**What the task requires**
Pull every line containing the word "道路是曲折的" from the records.

**Raw records**

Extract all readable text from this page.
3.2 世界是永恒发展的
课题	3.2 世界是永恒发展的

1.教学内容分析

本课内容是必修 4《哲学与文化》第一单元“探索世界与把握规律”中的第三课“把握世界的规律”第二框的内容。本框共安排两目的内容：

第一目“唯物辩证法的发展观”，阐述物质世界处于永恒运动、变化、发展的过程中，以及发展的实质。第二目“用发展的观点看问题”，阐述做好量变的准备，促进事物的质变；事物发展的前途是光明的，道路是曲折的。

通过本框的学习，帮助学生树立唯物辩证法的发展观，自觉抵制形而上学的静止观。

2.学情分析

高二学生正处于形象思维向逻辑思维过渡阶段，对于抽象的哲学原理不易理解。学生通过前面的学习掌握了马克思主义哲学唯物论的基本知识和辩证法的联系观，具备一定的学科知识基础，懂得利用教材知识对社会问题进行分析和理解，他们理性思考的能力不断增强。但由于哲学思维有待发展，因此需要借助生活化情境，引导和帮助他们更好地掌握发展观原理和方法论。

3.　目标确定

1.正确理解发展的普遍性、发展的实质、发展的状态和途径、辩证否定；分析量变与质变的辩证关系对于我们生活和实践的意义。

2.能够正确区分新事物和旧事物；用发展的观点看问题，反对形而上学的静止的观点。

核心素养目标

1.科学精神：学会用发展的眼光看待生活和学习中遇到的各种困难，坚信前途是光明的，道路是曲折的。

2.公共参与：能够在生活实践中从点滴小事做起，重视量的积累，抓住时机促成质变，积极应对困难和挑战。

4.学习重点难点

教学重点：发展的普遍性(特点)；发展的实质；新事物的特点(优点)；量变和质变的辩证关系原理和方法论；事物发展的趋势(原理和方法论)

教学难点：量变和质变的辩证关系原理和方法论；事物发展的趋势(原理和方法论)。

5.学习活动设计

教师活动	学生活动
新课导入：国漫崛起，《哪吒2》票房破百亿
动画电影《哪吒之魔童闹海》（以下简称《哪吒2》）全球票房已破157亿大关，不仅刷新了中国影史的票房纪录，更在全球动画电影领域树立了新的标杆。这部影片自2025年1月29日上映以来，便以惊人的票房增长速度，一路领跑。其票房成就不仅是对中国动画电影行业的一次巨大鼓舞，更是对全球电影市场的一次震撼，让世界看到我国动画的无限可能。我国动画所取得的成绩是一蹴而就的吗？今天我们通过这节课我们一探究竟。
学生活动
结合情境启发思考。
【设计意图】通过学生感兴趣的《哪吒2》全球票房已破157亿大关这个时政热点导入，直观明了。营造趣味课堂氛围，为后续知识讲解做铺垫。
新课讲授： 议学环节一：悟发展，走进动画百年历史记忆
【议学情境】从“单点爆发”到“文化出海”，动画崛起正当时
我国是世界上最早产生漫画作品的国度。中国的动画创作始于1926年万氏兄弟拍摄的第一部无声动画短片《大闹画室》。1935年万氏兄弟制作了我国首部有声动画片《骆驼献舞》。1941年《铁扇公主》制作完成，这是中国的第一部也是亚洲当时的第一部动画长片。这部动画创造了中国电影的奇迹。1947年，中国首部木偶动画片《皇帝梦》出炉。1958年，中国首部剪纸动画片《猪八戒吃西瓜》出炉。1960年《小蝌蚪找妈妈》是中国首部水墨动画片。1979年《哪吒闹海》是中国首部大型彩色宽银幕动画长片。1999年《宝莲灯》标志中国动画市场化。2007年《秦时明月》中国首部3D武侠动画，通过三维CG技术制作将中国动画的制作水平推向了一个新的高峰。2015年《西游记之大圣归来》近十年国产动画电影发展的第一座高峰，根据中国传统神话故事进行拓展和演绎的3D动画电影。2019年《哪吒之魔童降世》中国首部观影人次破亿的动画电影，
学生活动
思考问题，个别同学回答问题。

**Written answer**
第一目“唯物辩证法的发展观”，阐述物质世界处于永恒运动、变化、发展的过程中，以及发展的实质。第二目“用发展的观点看问题”，阐述做好量变的准备，促进事物的质变；事物发展的前途是光明的，道路是曲折的。
1.科学精神：学会用发展的眼光看待生活和学习中遇到的各种困难，坚信前途是光明的，道路是曲折的。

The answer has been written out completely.